■ PROMPT:
Take each line containing "Maintenance" and report it exactly as written.

Dataset items:
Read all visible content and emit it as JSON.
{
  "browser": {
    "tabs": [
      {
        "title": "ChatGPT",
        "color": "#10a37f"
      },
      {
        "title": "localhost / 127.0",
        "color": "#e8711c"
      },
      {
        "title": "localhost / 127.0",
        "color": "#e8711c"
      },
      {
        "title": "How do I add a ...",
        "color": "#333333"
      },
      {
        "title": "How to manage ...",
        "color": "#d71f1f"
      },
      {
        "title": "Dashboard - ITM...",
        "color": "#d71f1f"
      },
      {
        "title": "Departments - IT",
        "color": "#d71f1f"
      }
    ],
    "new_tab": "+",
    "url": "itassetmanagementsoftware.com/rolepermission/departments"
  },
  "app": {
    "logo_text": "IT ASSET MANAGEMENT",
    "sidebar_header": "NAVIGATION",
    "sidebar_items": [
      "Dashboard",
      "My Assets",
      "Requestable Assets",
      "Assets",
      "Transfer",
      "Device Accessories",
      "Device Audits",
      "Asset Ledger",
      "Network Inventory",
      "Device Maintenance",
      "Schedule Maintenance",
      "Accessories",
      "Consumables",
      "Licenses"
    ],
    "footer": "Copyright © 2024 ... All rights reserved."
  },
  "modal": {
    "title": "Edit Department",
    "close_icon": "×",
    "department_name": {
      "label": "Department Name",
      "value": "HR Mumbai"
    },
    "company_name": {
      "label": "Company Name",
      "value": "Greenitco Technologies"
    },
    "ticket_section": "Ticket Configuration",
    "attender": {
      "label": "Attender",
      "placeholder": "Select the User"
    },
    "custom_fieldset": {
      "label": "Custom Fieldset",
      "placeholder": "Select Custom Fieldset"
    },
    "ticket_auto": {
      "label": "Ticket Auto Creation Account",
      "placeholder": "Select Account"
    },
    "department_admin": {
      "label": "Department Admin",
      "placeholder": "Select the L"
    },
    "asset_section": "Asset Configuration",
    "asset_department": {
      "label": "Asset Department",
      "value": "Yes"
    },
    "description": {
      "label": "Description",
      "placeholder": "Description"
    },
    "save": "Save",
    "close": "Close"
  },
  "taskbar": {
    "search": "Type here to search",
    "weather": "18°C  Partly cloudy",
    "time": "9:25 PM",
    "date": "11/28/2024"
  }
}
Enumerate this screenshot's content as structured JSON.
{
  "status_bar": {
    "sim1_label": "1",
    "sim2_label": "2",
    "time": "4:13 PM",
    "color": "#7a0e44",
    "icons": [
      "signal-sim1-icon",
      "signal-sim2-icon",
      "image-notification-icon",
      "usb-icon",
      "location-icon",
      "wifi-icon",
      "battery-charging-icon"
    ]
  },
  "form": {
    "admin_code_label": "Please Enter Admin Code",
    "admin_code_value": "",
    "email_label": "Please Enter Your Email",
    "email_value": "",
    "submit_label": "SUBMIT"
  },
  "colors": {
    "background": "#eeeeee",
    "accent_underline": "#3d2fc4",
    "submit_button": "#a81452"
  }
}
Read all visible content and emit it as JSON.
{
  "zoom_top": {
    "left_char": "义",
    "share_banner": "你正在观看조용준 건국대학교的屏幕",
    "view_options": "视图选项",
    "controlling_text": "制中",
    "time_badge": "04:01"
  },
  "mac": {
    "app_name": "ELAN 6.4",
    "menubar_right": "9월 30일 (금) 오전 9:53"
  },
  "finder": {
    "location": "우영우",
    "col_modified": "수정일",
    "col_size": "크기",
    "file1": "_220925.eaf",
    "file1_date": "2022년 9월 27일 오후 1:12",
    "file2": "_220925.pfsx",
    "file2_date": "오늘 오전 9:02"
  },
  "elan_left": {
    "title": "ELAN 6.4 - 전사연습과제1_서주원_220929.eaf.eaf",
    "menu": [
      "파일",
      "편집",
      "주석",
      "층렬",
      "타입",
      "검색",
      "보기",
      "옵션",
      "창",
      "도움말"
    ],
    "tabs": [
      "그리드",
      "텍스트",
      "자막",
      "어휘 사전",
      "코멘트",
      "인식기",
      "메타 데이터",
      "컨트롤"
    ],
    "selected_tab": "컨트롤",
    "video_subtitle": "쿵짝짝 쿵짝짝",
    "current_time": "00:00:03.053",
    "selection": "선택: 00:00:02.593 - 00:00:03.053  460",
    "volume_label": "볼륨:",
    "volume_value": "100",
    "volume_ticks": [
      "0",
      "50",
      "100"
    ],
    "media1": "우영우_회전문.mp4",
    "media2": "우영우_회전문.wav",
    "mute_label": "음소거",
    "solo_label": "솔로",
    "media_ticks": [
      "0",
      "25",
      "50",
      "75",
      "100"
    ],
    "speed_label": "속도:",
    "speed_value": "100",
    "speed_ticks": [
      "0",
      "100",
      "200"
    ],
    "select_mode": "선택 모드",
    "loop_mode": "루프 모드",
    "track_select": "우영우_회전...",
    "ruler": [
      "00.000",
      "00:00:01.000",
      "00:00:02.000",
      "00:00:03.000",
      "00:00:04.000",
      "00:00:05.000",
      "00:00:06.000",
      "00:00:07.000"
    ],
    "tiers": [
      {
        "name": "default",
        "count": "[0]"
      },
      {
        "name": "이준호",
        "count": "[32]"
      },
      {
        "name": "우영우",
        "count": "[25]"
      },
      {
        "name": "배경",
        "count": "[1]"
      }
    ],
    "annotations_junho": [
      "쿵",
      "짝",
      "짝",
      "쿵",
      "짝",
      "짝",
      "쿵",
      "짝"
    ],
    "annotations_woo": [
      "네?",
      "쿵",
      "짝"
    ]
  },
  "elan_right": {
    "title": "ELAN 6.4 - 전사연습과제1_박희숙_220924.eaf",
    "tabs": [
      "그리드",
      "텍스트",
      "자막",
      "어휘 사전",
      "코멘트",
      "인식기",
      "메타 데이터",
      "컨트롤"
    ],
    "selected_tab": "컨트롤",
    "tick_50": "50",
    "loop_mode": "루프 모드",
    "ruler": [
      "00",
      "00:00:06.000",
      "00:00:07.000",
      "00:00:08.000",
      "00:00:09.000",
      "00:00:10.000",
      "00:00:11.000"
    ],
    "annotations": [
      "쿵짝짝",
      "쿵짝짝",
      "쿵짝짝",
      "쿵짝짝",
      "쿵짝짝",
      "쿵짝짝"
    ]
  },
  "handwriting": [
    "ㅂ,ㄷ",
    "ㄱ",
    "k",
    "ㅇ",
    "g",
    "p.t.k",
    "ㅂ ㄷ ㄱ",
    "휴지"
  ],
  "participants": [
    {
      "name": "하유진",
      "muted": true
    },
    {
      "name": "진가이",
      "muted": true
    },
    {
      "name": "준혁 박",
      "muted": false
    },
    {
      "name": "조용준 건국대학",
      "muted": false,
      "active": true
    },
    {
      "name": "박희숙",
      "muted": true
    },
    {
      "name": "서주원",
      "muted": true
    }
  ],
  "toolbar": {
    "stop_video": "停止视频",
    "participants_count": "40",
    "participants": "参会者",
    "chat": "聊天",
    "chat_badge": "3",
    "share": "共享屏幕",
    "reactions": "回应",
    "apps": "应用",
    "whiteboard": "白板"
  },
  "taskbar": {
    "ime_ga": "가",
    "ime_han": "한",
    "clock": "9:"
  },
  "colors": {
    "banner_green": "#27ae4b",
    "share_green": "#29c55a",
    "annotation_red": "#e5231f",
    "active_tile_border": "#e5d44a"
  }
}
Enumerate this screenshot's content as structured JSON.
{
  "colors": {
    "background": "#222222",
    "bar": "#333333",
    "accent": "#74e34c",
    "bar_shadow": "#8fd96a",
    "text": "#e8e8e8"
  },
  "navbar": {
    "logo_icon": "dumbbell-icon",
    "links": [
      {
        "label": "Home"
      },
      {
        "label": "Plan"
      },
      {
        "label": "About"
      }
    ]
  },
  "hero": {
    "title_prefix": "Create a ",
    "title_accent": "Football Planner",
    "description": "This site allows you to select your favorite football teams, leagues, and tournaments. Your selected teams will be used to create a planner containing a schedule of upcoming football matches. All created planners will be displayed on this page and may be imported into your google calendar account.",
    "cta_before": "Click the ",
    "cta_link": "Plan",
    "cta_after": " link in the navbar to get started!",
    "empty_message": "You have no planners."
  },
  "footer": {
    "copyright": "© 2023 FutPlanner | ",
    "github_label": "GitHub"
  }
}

■ ANSWER TO THE PROBLEM:
      "Device Maintenance",
      "Schedule Maintenance",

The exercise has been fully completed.